Give the material again in full, matching it exactly.

───── Records for this task

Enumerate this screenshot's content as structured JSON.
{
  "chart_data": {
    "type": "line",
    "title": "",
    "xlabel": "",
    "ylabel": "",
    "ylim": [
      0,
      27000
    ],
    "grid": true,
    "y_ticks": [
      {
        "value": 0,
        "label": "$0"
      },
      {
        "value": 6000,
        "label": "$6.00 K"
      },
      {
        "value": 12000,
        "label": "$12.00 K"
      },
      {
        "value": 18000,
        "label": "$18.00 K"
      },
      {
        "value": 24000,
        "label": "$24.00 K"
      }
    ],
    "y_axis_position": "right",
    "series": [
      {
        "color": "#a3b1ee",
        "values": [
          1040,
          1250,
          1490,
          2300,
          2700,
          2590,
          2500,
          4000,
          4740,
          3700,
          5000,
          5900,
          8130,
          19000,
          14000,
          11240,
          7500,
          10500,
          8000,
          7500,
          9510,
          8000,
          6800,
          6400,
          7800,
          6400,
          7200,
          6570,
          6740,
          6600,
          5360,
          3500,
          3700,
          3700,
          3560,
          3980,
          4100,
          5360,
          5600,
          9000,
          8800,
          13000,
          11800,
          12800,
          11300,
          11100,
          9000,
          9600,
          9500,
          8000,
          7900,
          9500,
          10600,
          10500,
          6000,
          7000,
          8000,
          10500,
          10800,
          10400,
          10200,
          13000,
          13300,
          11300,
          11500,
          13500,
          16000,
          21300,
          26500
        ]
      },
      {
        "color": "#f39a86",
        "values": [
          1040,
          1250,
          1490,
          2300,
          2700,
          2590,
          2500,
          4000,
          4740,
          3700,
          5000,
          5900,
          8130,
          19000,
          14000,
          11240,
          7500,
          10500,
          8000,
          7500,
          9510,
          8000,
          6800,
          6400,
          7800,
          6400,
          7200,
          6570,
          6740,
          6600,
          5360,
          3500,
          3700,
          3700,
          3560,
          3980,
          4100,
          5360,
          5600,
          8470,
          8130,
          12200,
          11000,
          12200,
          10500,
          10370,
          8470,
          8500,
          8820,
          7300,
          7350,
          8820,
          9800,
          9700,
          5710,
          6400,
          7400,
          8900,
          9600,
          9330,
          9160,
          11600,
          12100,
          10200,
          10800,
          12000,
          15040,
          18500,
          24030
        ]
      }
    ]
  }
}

──────────

> _The response_
Enumerate this screenshot's content as structured JSON.
{
  "chart_data": {
    "type": "line",
    "title": "",
    "xlabel": "",
    "ylabel": "",
    "ylim": [
      0,
      27000
    ],
    "grid": true,
    "y_ticks": [
      {
        "value": 0,
        "label": "$0"
      },
      {
        "value": 6000,
        "label": "$6.00 K"
      },
      {
        "value": 12000,
        "label": "$12.00 K"
      },
      {
        "value": 18000,
        "label": "$18.00 K"
      },
      {
        "value": 24000,
        "label": "$24.00 K"
      }
    ],
    "y_axis_position": "right",
    "series": [
      {
        "color": "#a3b1ee",
        "values": [
          1040,
          1250,
          1490,
          2300,
          2700,
          2590,
          2500,
          4000,
          4740,
          3700,
          5000,
          5900,
          8130,
          19000,
          14000,
          11240,
          7500,
          10500,
          8000,
          7500,
          9510,
          8000,
          6800,
          6400,
          7800,
          6400,
          7200,
          6570,
          6740,
          6600,
          5360,
          3500,
          3700,
          3700,
          3560,
          3980,
          4100,
          5360,
          5600,
          9000,
          8800,
          13000,
          11800,
          12800,
          11300,
          11100,
          9000,
          9600,
          9500,
          8000,
          7900,
          9500,
          10600,
          10500,
          6000,
          7000,
          8000,
          10500,
          10800,
          10400,
          10200,
          13000,
          13300,
          11300,
          11500,
          13500,
          16000,
          21300,
          26500
        ]
      },
      {
        "color": "#f39a86",
        "values": [
          1040,
          1250,
          1490,
          2300,
          2700,
          2590,
          2500,
          4000,
          4740,
          3700,
          5000,
          5900,
          8130,
          19000,
          14000,
          11240,
          7500,
          10500,
          8000,
          7500,
          9510,
          8000,
          6800,
          6400,
          7800,
          6400,
          7200,
          6570,
          6740,
          6600,
          5360,
          3500,
          3700,
          3700,
          3560,
          3980,
          4100,
          5360,
          5600,
          8470,
          8130,
          12200,
          11000,
          12200,
          10500,
          10370,
          8470,
          8500,
          8820,
          7300,
          7350,
          8820,
          9800,
          9700,
          5710,
          6400,
          7400,
          8900,
          9600,
          9330,
          9160,
          11600,
          12100,
          10200,
          10800,
          12000,
          15040,
          18500,
          24030
        ]
      }
    ]
  }
}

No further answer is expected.